** START Data shown **
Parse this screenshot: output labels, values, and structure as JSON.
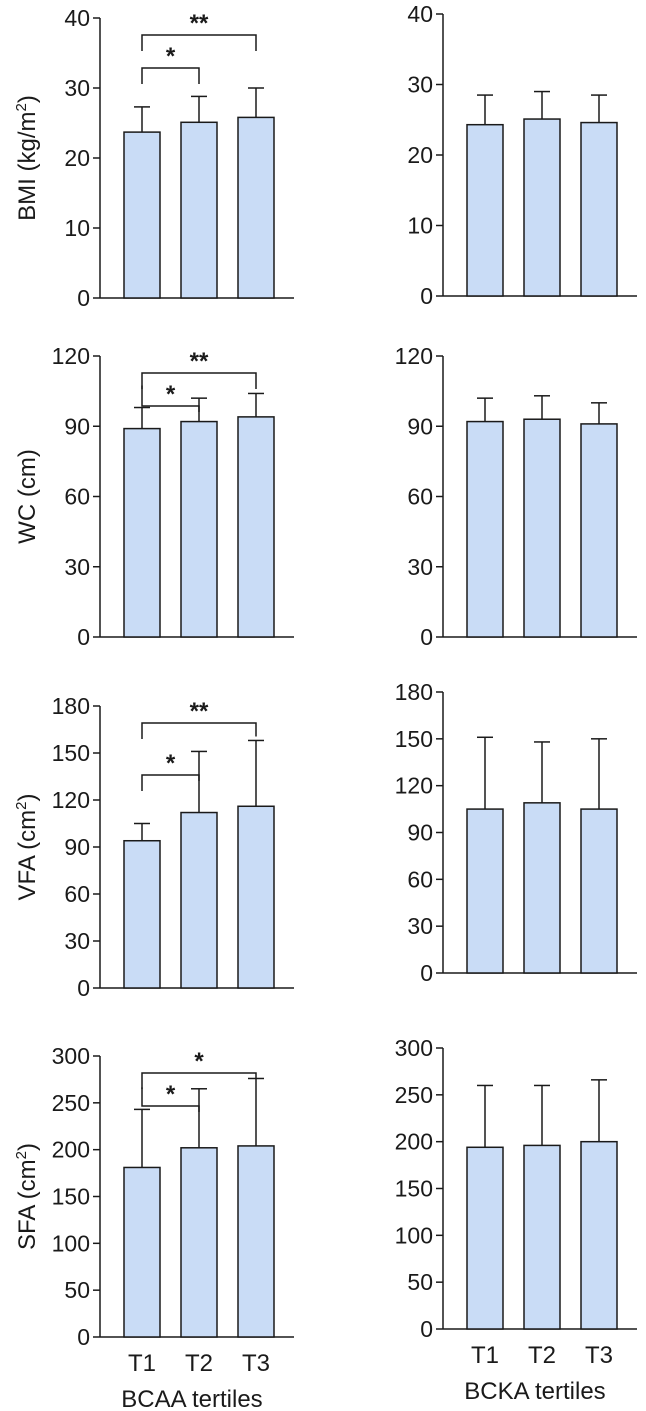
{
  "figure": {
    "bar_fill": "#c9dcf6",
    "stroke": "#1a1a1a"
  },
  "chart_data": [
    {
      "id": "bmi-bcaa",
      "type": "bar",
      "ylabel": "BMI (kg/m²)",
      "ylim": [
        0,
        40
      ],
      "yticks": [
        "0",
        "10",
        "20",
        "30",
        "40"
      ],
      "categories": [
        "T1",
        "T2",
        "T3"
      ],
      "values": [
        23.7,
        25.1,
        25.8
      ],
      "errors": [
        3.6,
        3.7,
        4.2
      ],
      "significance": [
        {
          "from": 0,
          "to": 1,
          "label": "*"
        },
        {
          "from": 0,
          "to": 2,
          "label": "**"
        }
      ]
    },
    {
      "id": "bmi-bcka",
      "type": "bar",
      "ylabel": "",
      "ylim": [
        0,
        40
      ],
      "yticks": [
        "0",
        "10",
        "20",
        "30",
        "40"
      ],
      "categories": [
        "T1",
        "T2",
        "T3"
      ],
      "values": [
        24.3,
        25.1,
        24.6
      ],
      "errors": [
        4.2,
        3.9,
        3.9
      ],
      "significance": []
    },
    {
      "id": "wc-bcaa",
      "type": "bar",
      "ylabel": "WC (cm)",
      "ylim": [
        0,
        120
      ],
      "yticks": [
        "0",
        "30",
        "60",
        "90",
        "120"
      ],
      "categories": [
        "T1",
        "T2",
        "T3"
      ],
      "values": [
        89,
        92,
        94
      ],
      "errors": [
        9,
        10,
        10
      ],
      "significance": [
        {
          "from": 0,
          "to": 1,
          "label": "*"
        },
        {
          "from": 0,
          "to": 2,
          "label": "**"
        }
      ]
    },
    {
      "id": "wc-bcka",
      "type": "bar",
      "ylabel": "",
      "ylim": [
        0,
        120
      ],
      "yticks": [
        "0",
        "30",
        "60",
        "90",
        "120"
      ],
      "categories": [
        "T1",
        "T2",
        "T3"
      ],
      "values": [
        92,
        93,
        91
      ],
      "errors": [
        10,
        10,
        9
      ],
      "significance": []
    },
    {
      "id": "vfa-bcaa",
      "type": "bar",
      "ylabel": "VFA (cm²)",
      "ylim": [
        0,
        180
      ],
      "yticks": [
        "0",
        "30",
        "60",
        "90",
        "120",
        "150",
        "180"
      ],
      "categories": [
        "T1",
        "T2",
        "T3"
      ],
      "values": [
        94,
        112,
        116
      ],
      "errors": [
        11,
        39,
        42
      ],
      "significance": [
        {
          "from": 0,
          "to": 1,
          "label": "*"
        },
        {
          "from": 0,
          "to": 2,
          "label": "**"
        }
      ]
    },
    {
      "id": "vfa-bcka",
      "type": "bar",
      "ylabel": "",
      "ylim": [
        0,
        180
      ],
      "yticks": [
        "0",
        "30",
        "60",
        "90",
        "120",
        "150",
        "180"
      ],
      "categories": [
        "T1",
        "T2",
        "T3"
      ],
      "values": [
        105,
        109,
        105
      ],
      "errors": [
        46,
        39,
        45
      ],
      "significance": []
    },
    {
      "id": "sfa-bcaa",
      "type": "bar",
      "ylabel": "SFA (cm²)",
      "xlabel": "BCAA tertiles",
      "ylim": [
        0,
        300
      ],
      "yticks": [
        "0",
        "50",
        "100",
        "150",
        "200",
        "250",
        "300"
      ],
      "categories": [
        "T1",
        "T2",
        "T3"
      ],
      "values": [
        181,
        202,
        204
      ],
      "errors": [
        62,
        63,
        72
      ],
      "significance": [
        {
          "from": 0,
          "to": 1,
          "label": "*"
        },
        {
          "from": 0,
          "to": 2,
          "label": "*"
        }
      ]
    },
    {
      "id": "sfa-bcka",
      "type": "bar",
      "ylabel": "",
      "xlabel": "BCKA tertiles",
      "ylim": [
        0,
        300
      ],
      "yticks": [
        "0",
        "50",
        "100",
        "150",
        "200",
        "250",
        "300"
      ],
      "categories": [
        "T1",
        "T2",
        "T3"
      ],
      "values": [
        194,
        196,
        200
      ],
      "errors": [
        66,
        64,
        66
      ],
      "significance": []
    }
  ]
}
** END Data shown **
** START Data shown **
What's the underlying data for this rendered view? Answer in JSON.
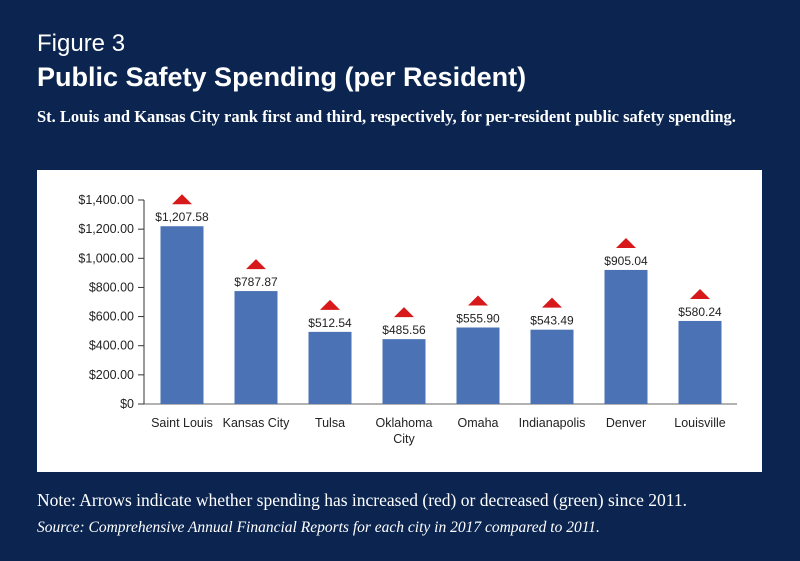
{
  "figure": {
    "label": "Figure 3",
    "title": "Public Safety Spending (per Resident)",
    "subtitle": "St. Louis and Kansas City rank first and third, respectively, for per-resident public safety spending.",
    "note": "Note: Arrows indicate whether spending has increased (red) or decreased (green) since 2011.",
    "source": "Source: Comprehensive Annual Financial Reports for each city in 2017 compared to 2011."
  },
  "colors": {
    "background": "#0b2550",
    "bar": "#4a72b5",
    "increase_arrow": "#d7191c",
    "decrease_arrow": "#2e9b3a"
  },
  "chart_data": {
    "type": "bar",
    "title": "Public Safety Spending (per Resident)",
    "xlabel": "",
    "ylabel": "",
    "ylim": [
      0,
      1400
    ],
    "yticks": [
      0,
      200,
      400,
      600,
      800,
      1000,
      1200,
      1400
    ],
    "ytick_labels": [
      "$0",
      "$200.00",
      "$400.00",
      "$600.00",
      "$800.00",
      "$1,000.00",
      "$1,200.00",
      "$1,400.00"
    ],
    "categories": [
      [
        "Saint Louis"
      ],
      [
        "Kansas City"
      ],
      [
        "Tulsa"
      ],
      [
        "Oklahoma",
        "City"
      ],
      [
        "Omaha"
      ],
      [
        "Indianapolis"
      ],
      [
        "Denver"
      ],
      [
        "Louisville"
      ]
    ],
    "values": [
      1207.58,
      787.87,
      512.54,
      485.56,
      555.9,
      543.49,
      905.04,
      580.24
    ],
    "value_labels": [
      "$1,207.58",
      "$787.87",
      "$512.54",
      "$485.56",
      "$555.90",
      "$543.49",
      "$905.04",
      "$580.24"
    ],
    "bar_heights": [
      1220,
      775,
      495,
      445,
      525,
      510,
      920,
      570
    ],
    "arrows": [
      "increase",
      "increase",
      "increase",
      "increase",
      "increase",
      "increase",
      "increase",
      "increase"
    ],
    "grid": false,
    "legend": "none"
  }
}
** END Data shown **
Instructions for the task: Only the number is wanted: how many lines in the entries above contain the string "this"?

Output below: 2